-- TEXT SECTION --
LRU has a fundamental structural weakness: it treats every access as equally important. A key that has been accessed 10,000 times in the last hour has the same eviction priority as a key that was accessed once 30 seconds ago, as long as the once-accessed key was accessed more recently. This means a burst of new, never-to-be-seen-again keys can evict the most valuable entries in your cache.

The Three Killers of LRU Hit Rate

Cold starts. When your application deploys or your cache restarts, every key is a miss. LRU provides no mechanism to prioritize which keys to warm first. Keys enter the cache in the order they are requested, and the first requests after a cold start are often background jobs, health checks, or admin pages -- not the hot user-facing data that benefits most from caching. By the time your hot keys arrive, the cache may already be half-full with cold, low-value entries that will need to be evicted.

Scan resistance failure. LRU has zero scan resistance. A sequential scan of a large key space -- a batch job reading all users, a report generation query iterating through all orders, a background task syncing data -- will pass through the cache and evict every hot entry along the way. After the scan completes, the cache is filled with keys from the scan that will never be accessed again, and all the valuable hot keys are gone. Your hit rate drops from 65% to 15% in minutes and takes 30-60 minutes to recover as hot keys trickle back in.

One-hit-wonder pollution. In most workloads, a significant fraction of keys are accessed exactly once. Research from CDN providers shows that 60-75% of URLs receive exactly one request. Search engine caches show similar patterns: the long tail of unique queries vastly outnumbers the head of popular queries. LRU caches these one-hit-wonder keys with the same priority as keys that are accessed thousands of times. They occupy cache space until evicted by the next batch of one-hit-wonders, creating a steady churn that caps your hit rate at the ratio of hot keys to total keys. If 30% of your key space is hot (accessed more than once) and 70% is one-hit-wonders, LRU's steady-state hit rate will stabilize around 60-70% regardless of cache size.

-- PROVIDED RECORDS --
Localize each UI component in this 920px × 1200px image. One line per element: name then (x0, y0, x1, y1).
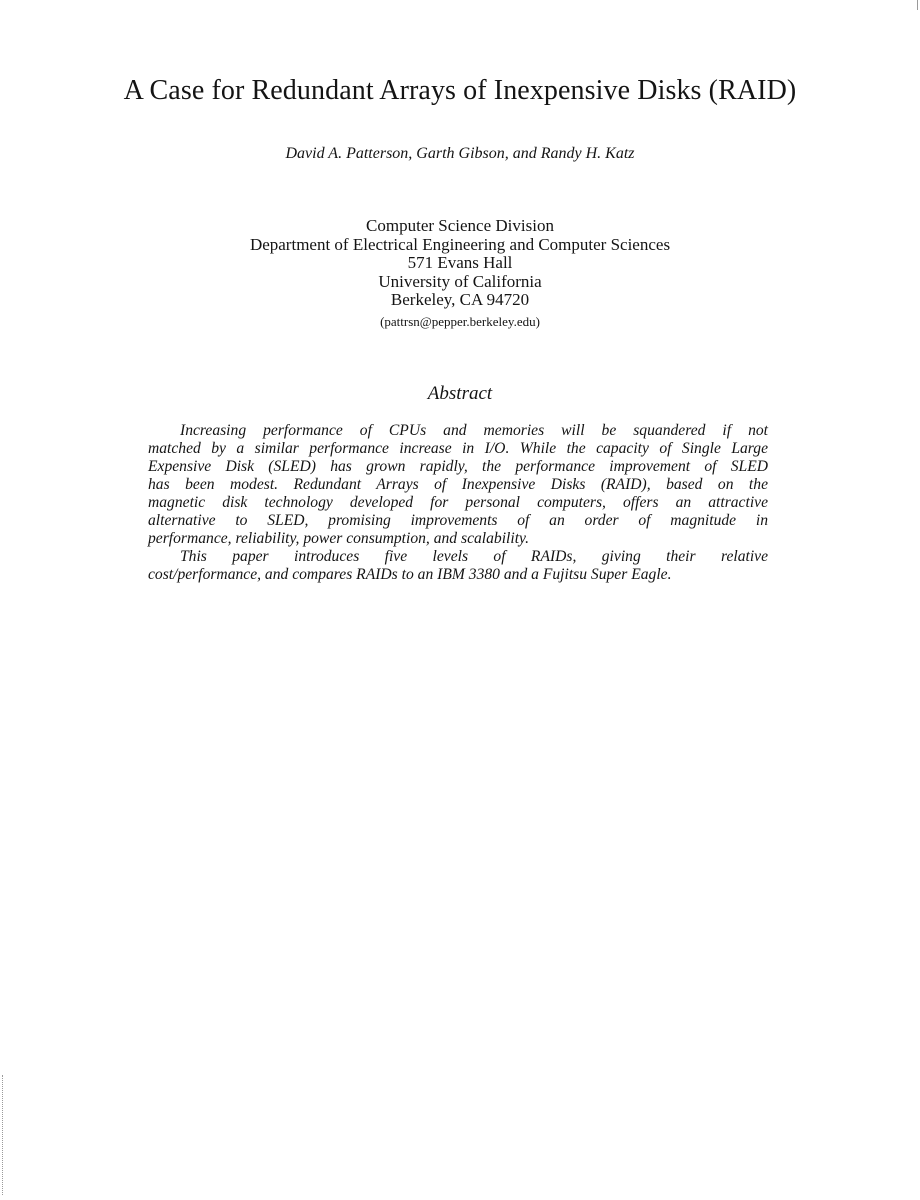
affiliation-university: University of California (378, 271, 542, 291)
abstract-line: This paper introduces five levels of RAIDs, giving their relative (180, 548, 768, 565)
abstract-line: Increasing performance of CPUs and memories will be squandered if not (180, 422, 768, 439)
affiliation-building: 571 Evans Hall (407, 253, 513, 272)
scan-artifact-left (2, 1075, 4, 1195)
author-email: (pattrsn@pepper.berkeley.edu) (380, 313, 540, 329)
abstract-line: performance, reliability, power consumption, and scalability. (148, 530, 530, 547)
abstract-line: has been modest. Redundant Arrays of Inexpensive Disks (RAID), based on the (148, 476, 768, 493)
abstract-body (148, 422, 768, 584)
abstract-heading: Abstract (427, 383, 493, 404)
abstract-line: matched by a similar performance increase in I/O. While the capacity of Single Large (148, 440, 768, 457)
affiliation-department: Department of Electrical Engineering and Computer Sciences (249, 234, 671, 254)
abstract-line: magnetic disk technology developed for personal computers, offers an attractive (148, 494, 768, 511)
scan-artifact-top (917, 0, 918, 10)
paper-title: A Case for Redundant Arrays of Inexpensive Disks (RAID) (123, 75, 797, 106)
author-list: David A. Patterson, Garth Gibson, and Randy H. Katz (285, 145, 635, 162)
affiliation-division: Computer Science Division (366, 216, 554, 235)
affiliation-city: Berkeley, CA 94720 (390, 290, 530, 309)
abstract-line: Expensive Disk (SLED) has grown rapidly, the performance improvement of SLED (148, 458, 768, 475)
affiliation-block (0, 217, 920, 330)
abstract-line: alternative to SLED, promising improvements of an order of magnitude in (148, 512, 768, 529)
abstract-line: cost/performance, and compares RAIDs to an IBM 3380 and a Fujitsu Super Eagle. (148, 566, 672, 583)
--
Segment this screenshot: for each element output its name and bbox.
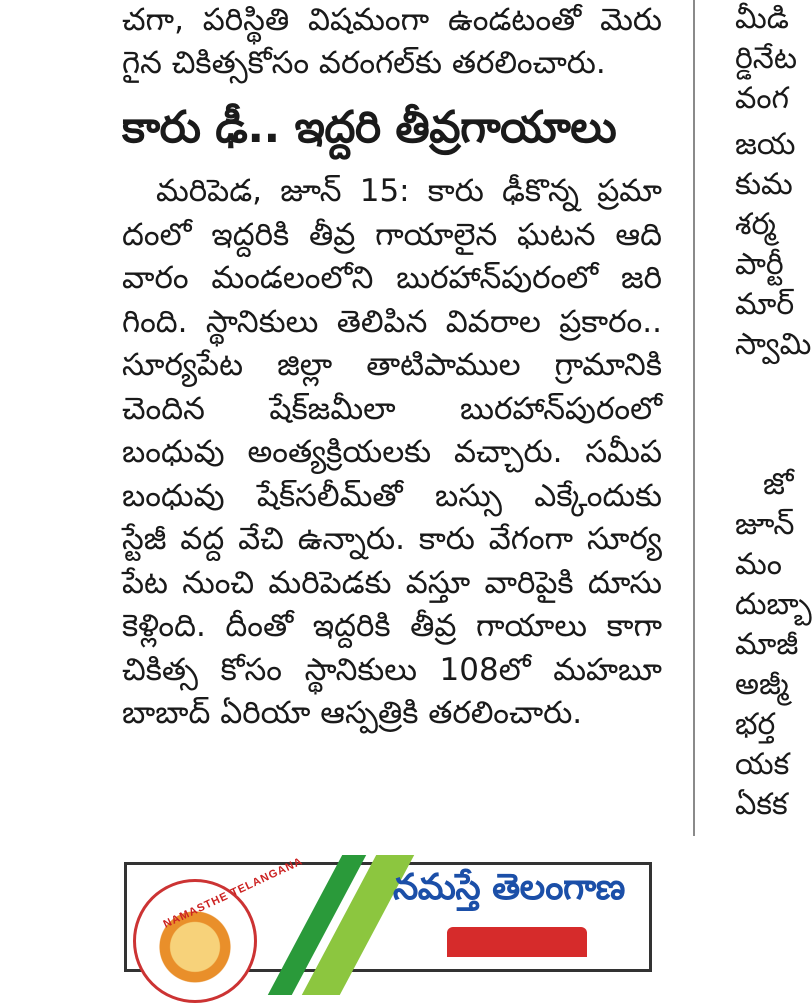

-- THE TASKS --
1. In the text on LRU caching, what share of URLs receive exactly one request, according to research from CDN providers?
2. Decide whether each statement below agrees with the text on LRU caching. Answer yes or no and quote the deciding words.
(a) After a cold start, LRU offers a way to choose which keys to warm first.
(b) Following a sequential scan, the hit rate can take 30-60 minutes to recover.
(c) LRU holds up well against scans.
3. Summarize the text on LRU caching in two sentences.

-- TASK-BY-TASK SOLUTIONS --
1. 60-75% of URLs receive exactly one request.

2.
(a) No: "LRU provides no mechanism to prioritize which keys to warm first."
(b) Yes: "takes 30-60 minutes to recover as hot keys trickle back in."
(c) No: "LRU has zero scan resistance."

3. LRU treats every access as equally important, so a burst of new keys can evict the most valuable entries in a cache. Three problems lower its hit rate: cold starts, where it cannot prioritize which keys to warm first; sequential scans, which pass through the cache and evict every hot entry; and one-hit-wonder keys, which it caches with the same priority as keys accessed thousands of times.